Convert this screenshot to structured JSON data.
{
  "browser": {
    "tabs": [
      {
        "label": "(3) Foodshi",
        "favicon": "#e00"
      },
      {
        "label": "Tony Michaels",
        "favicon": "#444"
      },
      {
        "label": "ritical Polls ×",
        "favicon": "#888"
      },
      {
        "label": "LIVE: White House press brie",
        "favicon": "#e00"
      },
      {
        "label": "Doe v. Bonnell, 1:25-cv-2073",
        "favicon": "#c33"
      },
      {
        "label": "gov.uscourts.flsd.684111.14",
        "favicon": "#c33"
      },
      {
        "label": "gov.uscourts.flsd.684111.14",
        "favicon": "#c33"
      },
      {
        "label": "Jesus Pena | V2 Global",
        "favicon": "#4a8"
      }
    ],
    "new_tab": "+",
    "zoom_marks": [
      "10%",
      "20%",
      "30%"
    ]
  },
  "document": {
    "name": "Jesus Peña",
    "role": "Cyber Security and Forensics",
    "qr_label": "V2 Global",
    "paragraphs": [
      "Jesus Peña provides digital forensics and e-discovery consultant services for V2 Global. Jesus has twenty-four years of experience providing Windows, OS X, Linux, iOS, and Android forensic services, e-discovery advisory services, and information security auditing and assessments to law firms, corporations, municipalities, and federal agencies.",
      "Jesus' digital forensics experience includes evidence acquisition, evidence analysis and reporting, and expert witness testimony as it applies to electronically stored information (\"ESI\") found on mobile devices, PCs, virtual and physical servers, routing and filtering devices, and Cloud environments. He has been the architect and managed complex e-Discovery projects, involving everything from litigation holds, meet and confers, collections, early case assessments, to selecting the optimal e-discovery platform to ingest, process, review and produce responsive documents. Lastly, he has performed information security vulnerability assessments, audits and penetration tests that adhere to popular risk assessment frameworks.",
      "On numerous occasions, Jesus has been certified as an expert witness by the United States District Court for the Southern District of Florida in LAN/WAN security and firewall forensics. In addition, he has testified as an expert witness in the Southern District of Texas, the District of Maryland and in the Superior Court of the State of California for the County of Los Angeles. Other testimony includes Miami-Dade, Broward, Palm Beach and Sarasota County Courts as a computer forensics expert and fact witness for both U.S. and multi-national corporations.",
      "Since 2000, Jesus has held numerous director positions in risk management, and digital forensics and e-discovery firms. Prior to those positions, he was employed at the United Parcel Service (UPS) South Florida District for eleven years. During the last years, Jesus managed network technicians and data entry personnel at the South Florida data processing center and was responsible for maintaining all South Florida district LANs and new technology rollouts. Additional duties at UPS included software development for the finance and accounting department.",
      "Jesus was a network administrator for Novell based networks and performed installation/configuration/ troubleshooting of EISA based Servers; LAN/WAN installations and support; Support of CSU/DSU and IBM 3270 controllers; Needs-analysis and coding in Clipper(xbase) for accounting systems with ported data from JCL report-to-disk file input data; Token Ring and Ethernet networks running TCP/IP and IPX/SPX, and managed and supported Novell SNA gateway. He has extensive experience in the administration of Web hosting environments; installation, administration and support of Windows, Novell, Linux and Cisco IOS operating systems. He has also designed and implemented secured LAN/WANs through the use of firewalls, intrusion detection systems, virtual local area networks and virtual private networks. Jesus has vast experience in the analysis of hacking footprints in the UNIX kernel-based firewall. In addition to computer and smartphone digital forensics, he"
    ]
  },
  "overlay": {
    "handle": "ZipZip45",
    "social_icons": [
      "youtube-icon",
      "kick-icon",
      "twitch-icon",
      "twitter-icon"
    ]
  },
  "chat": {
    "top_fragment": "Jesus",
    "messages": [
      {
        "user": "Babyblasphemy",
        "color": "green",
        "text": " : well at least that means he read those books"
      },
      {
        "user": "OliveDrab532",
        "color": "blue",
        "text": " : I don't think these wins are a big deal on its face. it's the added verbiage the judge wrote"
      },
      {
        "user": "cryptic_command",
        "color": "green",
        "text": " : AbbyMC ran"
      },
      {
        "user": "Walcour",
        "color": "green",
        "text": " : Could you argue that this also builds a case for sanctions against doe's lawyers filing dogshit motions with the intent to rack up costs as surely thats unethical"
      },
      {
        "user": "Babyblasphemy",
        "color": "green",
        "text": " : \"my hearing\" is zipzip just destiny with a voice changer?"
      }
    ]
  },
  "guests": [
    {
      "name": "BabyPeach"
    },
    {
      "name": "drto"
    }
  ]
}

━━━━━━━━━━━━━━━━━━━━

#### EXERCISE PROMPT
Print out all the entries precisely as written.

#### TASK ANSWER
Convert this screenshot to structured JSON data.
{
  "browser": {
    "tabs": [
      {
        "label": "(3) Foodshi",
        "favicon": "#e00"
      },
      {
        "label": "Tony Michaels",
        "favicon": "#444"
      },
      {
        "label": "ritical Polls ×",
        "favicon": "#888"
      },
      {
        "label": "LIVE: White House press brie",
        "favicon": "#e00"
      },
      {
        "label": "Doe v. Bonnell, 1:25-cv-2073",
        "favicon": "#c33"
      },
      {
        "label": "gov.uscourts.flsd.684111.14",
        "favicon": "#c33"
      },
      {
        "label": "gov.uscourts.flsd.684111.14",
        "favicon": "#c33"
      },
      {
        "label": "Jesus Pena | V2 Global",
        "favicon": "#4a8"
      }
    ],
    "new_tab": "+",
    "zoom_marks": [
      "10%",
      "20%",
      "30%"
    ]
  },
  "document": {
    "name": "Jesus Peña",
    "role": "Cyber Security and Forensics",
    "qr_label": "V2 Global",
    "paragraphs": [
      "Jesus Peña provides digital forensics and e-discovery consultant services for V2 Global. Jesus has twenty-four years of experience providing Windows, OS X, Linux, iOS, and Android forensic services, e-discovery advisory services, and information security auditing and assessments to law firms, corporations, municipalities, and federal agencies.",
      "Jesus' digital forensics experience includes evidence acquisition, evidence analysis and reporting, and expert witness testimony as it applies to electronically stored information (\"ESI\") found on mobile devices, PCs, virtual and physical servers, routing and filtering devices, and Cloud environments. He has been the architect and managed complex e-Discovery projects, involving everything from litigation holds, meet and confers, collections, early case assessments, to selecting the optimal e-discovery platform to ingest, process, review and produce responsive documents. Lastly, he has performed information security vulnerability assessments, audits and penetration tests that adhere to popular risk assessment frameworks.",
      "On numerous occasions, Jesus has been certified as an expert witness by the United States District Court for the Southern District of Florida in LAN/WAN security and firewall forensics. In addition, he has testified as an expert witness in the Southern District of Texas, the District of Maryland and in the Superior Court of the State of California for the County of Los Angeles. Other testimony includes Miami-Dade, Broward, Palm Beach and Sarasota County Courts as a computer forensics expert and fact witness for both U.S. and multi-national corporations.",
      "Since 2000, Jesus has held numerous director positions in risk management, and digital forensics and e-discovery firms. Prior to those positions, he was employed at the United Parcel Service (UPS) South Florida District for eleven years. During the last years, Jesus managed network technicians and data entry personnel at the South Florida data processing center and was responsible for maintaining all South Florida district LANs and new technology rollouts. Additional duties at UPS included software development for the finance and accounting department.",
      "Jesus was a network administrator for Novell based networks and performed installation/configuration/ troubleshooting of EISA based Servers; LAN/WAN installations and support; Support of CSU/DSU and IBM 3270 controllers; Needs-analysis and coding in Clipper(xbase) for accounting systems with ported data from JCL report-to-disk file input data; Token Ring and Ethernet networks running TCP/IP and IPX/SPX, and managed and supported Novell SNA gateway. He has extensive experience in the administration of Web hosting environments; installation, administration and support of Windows, Novell, Linux and Cisco IOS operating systems. He has also designed and implemented secured LAN/WANs through the use of firewalls, intrusion detection systems, virtual local area networks and virtual private networks. Jesus has vast experience in the analysis of hacking footprints in the UNIX kernel-based firewall. In addition to computer and smartphone digital forensics, he"
    ]
  },
  "overlay": {
    "handle": "ZipZip45",
    "social_icons": [
      "youtube-icon",
      "kick-icon",
      "twitch-icon",
      "twitter-icon"
    ]
  },
  "chat": {
    "top_fragment": "Jesus",
    "messages": [
      {
        "user": "Babyblasphemy",
        "color": "green",
        "text": " : well at least that means he read those books"
      },
      {
        "user": "OliveDrab532",
        "color": "blue",
        "text": " : I don't think these wins are a big deal on its face. it's the added verbiage the judge wrote"
      },
      {
        "user": "cryptic_command",
        "color": "green",
        "text": " : AbbyMC ran"
      },
      {
        "user": "Walcour",
        "color": "green",
        "text": " : Could you argue that this also builds a case for sanctions against doe's lawyers filing dogshit motions with the intent to rack up costs as surely thats unethical"
      },
      {
        "user": "Babyblasphemy",
        "color": "green",
        "text": " : \"my hearing\" is zipzip just destiny with a voice changer?"
      }
    ]
  },
  "guests": [
    {
      "name": "BabyPeach"
    },
    {
      "name": "drto"
    }
  ]
}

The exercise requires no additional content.